Records shown:
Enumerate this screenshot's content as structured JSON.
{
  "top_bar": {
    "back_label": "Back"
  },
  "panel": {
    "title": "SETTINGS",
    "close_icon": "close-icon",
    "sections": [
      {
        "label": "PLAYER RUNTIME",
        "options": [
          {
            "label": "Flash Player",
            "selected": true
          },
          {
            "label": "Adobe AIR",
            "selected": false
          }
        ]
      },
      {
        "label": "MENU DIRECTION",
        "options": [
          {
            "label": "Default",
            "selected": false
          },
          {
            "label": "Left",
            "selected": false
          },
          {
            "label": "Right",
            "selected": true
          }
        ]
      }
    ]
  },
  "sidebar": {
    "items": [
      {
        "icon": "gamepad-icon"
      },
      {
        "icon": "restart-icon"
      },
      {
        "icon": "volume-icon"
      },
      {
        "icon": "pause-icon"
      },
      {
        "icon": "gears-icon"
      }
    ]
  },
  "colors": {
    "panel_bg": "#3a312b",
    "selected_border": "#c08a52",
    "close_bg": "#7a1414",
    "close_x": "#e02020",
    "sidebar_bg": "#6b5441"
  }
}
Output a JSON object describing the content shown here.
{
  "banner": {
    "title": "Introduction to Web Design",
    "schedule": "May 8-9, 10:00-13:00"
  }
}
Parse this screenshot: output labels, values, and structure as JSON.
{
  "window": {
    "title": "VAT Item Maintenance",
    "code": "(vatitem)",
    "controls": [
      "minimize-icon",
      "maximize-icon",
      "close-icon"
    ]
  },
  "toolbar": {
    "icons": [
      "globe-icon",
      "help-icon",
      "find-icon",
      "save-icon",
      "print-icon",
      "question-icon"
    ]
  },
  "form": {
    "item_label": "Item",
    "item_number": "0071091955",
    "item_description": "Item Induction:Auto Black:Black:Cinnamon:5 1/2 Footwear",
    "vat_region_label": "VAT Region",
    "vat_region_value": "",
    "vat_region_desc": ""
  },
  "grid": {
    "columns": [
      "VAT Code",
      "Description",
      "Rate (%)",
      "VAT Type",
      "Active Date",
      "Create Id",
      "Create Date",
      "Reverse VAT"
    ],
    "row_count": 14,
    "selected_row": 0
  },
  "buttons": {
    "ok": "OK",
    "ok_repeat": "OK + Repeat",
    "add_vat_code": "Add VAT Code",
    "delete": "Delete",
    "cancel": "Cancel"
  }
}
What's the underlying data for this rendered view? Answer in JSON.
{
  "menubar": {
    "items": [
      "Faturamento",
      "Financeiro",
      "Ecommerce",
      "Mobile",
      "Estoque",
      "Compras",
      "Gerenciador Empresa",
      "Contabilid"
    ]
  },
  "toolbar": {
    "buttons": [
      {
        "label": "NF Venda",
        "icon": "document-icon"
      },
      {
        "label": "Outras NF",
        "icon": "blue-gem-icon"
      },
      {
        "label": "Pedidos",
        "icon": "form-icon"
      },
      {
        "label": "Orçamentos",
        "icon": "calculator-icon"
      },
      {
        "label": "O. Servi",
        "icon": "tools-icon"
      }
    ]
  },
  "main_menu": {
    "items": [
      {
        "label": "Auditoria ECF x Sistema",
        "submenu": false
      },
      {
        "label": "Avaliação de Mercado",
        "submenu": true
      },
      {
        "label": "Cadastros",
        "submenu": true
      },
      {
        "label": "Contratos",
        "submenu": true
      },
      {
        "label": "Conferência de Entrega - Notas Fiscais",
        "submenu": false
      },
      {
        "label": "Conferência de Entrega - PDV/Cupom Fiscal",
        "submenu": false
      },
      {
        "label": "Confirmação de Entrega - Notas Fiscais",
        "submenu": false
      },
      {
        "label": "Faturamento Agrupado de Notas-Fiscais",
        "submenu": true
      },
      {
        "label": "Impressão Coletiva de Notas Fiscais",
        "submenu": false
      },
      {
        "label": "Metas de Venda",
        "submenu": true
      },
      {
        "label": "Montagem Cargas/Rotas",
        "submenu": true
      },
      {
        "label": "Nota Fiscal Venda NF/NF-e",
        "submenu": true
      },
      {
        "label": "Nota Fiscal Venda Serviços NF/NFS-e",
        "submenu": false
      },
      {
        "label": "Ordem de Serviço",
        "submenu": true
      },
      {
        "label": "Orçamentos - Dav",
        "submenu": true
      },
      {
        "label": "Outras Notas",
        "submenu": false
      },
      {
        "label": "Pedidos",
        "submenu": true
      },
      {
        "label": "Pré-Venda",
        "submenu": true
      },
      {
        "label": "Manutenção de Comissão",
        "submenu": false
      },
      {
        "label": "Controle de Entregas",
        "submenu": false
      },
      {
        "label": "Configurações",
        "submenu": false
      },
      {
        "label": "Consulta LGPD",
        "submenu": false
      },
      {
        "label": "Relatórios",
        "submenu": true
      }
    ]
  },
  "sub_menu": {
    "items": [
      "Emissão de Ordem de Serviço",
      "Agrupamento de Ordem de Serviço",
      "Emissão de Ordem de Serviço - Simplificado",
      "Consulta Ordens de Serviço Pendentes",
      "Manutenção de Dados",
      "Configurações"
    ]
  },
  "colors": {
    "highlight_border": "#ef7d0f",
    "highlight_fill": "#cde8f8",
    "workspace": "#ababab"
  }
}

Description of the task: Transcribe all the entries, keeping each one exactly as it is.

Solution:
Enumerate this screenshot's content as structured JSON.
{
  "top_bar": {
    "back_label": "Back"
  },
  "panel": {
    "title": "SETTINGS",
    "close_icon": "close-icon",
    "sections": [
      {
        "label": "PLAYER RUNTIME",
        "options": [
          {
            "label": "Flash Player",
            "selected": true
          },
          {
            "label": "Adobe AIR",
            "selected": false
          }
        ]
      },
      {
        "label": "MENU DIRECTION",
        "options": [
          {
            "label": "Default",
            "selected": false
          },
          {
            "label": "Left",
            "selected": false
          },
          {
            "label": "Right",
            "selected": true
          }
        ]
      }
    ]
  },
  "sidebar": {
    "items": [
      {
        "icon": "gamepad-icon"
      },
      {
        "icon": "restart-icon"
      },
      {
        "icon": "volume-icon"
      },
      {
        "icon": "pause-icon"
      },
      {
        "icon": "gears-icon"
      }
    ]
  },
  "colors": {
    "panel_bg": "#3a312b",
    "selected_border": "#c08a52",
    "close_bg": "#7a1414",
    "close_x": "#e02020",
    "sidebar_bg": "#6b5441"
  }
}
Output a JSON object describing the content shown here.
{
  "banner": {
    "title": "Introduction to Web Design",
    "schedule": "May 8-9, 10:00-13:00"
  }
}
Parse this screenshot: output labels, values, and structure as JSON.
{
  "window": {
    "title": "VAT Item Maintenance",
    "code": "(vatitem)",
    "controls": [
      "minimize-icon",
      "maximize-icon",
      "close-icon"
    ]
  },
  "toolbar": {
    "icons": [
      "globe-icon",
      "help-icon",
      "find-icon",
      "save-icon",
      "print-icon",
      "question-icon"
    ]
  },
  "form": {
    "item_label": "Item",
    "item_number": "0071091955",
    "item_description": "Item Induction:Auto Black:Black:Cinnamon:5 1/2 Footwear",
    "vat_region_label": "VAT Region",
    "vat_region_value": "",
    "vat_region_desc": ""
  },
  "grid": {
    "columns": [
      "VAT Code",
      "Description",
      "Rate (%)",
      "VAT Type",
      "Active Date",
      "Create Id",
      "Create Date",
      "Reverse VAT"
    ],
    "row_count": 14,
    "selected_row": 0
  },
  "buttons": {
    "ok": "OK",
    "ok_repeat": "OK + Repeat",
    "add_vat_code": "Add VAT Code",
    "delete": "Delete",
    "cancel": "Cancel"
  }
}
What's the underlying data for this rendered view? Answer in JSON.
{
  "menubar": {
    "items": [
      "Faturamento",
      "Financeiro",
      "Ecommerce",
      "Mobile",
      "Estoque",
      "Compras",
      "Gerenciador Empresa",
      "Contabilid"
    ]
  },
  "toolbar": {
    "buttons": [
      {
        "label": "NF Venda",
        "icon": "document-icon"
      },
      {
        "label": "Outras NF",
        "icon": "blue-gem-icon"
      },
      {
        "label": "Pedidos",
        "icon": "form-icon"
      },
      {
        "label": "Orçamentos",
        "icon": "calculator-icon"
      },
      {
        "label": "O. Servi",
        "icon": "tools-icon"
      }
    ]
  },
  "main_menu": {
    "items": [
      {
        "label": "Auditoria ECF x Sistema",
        "submenu": false
      },
      {
        "label": "Avaliação de Mercado",
        "submenu": true
      },
      {
        "label": "Cadastros",
        "submenu": true
      },
      {
        "label": "Contratos",
        "submenu": true
      },
      {
        "label": "Conferência de Entrega - Notas Fiscais",
        "submenu": false
      },
      {
        "label": "Conferência de Entrega - PDV/Cupom Fiscal",
        "submenu": false
      },
      {
        "label": "Confirmação de Entrega - Notas Fiscais",
        "submenu": false
      },
      {
        "label": "Faturamento Agrupado de Notas-Fiscais",
        "submenu": true
      },
      {
        "label": "Impressão Coletiva de Notas Fiscais",
        "submenu": false
      },
      {
        "label": "Metas de Venda",
        "submenu": true
      },
      {
        "label": "Montagem Cargas/Rotas",
        "submenu": true
      },
      {
        "label": "Nota Fiscal Venda NF/NF-e",
        "submenu": true
      },
      {
        "label": "Nota Fiscal Venda Serviços NF/NFS-e",
        "submenu": false
      },
      {
        "label": "Ordem de Serviço",
        "submenu": true
      },
      {
        "label": "Orçamentos - Dav",
        "submenu": true
      },
      {
        "label": "Outras Notas",
        "submenu": false
      },
      {
        "label": "Pedidos",
        "submenu": true
      },
      {
        "label": "Pré-Venda",
        "submenu": true
      },
      {
        "label": "Manutenção de Comissão",
        "submenu": false
      },
      {
        "label": "Controle de Entregas",
        "submenu": false
      },
      {
        "label": "Configurações",
        "submenu": false
      },
      {
        "label": "Consulta LGPD",
        "submenu": false
      },
      {
        "label": "Relatórios",
        "submenu": true
      }
    ]
  },
  "sub_menu": {
    "items": [
      "Emissão de Ordem de Serviço",
      "Agrupamento de Ordem de Serviço",
      "Emissão de Ordem de Serviço - Simplificado",
      "Consulta Ordens de Serviço Pendentes",
      "Manutenção de Dados",
      "Configurações"
    ]
  },
  "colors": {
    "highlight_border": "#ef7d0f",
    "highlight_fill": "#cde8f8",
    "workspace": "#ababab"
  }
}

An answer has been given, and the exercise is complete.